Directive: Count how many lines contain the word "учреждениям". Respond with the number alone.

The data:
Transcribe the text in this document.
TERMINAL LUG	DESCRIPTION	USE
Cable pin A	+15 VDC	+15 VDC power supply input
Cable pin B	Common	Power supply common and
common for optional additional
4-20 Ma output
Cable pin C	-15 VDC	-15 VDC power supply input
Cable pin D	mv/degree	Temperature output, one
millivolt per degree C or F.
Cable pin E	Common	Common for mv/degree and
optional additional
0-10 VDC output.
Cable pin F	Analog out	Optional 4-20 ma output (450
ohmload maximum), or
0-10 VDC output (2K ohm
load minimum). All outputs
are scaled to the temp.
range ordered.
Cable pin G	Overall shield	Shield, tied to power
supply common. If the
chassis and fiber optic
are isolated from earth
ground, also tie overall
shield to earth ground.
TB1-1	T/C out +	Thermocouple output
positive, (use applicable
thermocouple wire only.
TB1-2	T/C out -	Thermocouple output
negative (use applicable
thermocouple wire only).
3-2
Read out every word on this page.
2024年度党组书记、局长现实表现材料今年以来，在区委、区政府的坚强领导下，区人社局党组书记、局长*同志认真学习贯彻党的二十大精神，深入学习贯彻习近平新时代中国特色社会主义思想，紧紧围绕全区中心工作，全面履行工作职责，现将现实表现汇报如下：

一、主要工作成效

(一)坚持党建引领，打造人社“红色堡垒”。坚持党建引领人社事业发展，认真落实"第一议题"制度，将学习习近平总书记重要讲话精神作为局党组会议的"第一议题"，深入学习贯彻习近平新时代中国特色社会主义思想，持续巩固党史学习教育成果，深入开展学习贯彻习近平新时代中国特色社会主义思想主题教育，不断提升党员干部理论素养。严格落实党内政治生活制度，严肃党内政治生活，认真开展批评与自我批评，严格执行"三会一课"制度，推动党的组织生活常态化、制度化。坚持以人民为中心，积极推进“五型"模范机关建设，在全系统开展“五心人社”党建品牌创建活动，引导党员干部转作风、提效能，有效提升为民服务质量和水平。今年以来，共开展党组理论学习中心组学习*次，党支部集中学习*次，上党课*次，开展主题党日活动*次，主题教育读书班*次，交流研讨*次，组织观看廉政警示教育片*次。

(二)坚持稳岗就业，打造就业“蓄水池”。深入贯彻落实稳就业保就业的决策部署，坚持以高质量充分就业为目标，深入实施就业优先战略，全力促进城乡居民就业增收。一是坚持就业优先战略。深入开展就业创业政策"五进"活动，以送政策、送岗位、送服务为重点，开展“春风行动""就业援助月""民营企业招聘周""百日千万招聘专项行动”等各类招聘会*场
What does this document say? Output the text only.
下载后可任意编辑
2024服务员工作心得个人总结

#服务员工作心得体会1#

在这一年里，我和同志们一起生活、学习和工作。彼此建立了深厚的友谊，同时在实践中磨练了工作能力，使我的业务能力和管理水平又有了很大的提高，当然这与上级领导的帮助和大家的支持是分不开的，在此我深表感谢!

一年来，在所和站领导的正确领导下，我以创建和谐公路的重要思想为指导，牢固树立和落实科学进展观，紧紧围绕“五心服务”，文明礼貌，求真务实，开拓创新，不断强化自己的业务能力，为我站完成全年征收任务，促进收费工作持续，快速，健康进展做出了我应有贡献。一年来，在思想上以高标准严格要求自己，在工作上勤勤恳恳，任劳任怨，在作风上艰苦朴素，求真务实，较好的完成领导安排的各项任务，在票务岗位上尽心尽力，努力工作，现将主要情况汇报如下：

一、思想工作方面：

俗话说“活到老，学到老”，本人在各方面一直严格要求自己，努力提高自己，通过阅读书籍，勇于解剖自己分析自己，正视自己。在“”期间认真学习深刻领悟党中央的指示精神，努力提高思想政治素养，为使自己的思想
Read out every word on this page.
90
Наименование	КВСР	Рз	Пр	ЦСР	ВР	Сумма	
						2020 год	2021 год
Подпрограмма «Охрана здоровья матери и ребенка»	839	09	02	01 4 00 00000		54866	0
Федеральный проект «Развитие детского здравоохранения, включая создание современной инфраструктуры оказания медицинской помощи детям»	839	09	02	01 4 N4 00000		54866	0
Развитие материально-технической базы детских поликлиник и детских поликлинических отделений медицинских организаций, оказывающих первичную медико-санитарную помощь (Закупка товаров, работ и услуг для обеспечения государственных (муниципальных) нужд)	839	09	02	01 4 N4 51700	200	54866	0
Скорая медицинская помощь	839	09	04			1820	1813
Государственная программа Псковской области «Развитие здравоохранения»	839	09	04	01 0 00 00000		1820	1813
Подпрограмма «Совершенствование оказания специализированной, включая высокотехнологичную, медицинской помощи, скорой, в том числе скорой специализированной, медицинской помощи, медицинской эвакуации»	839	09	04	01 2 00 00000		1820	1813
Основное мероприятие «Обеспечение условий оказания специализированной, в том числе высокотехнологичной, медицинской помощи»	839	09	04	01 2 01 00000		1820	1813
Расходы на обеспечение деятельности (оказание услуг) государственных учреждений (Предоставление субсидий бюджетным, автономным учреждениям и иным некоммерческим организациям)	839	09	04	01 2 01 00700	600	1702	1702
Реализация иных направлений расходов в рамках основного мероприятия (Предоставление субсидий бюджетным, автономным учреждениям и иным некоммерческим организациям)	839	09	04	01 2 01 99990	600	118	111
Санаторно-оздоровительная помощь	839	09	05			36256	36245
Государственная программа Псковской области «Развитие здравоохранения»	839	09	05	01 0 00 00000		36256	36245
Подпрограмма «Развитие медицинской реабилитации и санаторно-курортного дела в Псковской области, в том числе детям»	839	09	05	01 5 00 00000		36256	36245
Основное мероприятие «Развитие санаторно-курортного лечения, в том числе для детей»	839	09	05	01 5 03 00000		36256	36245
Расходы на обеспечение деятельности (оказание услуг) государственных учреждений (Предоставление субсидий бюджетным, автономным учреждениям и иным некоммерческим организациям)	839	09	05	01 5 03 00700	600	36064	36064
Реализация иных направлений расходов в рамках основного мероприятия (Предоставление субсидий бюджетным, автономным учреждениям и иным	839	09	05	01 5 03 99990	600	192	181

Task solution: 4